# Required task
Each line below should be reproduced without any alteration.

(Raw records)

####################

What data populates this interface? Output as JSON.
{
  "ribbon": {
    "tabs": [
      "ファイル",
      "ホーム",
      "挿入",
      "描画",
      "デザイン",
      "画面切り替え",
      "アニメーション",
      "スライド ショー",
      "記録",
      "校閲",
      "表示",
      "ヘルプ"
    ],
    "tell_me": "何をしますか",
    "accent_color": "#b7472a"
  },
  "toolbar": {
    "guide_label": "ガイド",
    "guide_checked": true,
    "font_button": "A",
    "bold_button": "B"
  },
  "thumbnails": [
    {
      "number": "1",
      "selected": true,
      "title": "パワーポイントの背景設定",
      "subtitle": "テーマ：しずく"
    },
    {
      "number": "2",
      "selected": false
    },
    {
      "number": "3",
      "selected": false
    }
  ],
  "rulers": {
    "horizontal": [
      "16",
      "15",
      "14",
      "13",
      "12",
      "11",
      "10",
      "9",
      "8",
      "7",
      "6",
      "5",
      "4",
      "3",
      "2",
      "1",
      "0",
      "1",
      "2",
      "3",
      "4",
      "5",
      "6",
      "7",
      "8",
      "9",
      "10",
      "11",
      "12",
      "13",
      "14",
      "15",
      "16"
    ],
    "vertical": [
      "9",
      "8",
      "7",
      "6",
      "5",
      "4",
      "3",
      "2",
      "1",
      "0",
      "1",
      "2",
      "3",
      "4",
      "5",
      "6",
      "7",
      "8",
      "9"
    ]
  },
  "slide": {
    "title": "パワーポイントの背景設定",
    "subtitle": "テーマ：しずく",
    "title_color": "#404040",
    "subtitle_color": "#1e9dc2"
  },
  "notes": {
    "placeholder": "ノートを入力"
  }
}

####################

# Reply to the exercise
What data populates this interface? Output as JSON.
{
  "ribbon": {
    "tabs": [
      "ファイル",
      "ホーム",
      "挿入",
      "描画",
      "デザイン",
      "画面切り替え",
      "アニメーション",
      "スライド ショー",
      "記録",
      "校閲",
      "表示",
      "ヘルプ"
    ],
    "tell_me": "何をしますか",
    "accent_color": "#b7472a"
  },
  "toolbar": {
    "guide_label": "ガイド",
    "guide_checked": true,
    "font_button": "A",
    "bold_button": "B"
  },
  "thumbnails": [
    {
      "number": "1",
      "selected": true,
      "title": "パワーポイントの背景設定",
      "subtitle": "テーマ：しずく"
    },
    {
      "number": "2",
      "selected": false
    },
    {
      "number": "3",
      "selected": false
    }
  ],
  "rulers": {
    "horizontal": [
      "16",
      "15",
      "14",
      "13",
      "12",
      "11",
      "10",
      "9",
      "8",
      "7",
      "6",
      "5",
      "4",
      "3",
      "2",
      "1",
      "0",
      "1",
      "2",
      "3",
      "4",
      "5",
      "6",
      "7",
      "8",
      "9",
      "10",
      "11",
      "12",
      "13",
      "14",
      "15",
      "16"
    ],
    "vertical": [
      "9",
      "8",
      "7",
      "6",
      "5",
      "4",
      "3",
      "2",
      "1",
      "0",
      "1",
      "2",
      "3",
      "4",
      "5",
      "6",
      "7",
      "8",
      "9"
    ]
  },
  "slide": {
    "title": "パワーポイントの背景設定",
    "subtitle": "テーマ：しずく",
    "title_color": "#404040",
    "subtitle_color": "#1e9dc2"
  },
  "notes": {
    "placeholder": "ノートを入力"
  }
}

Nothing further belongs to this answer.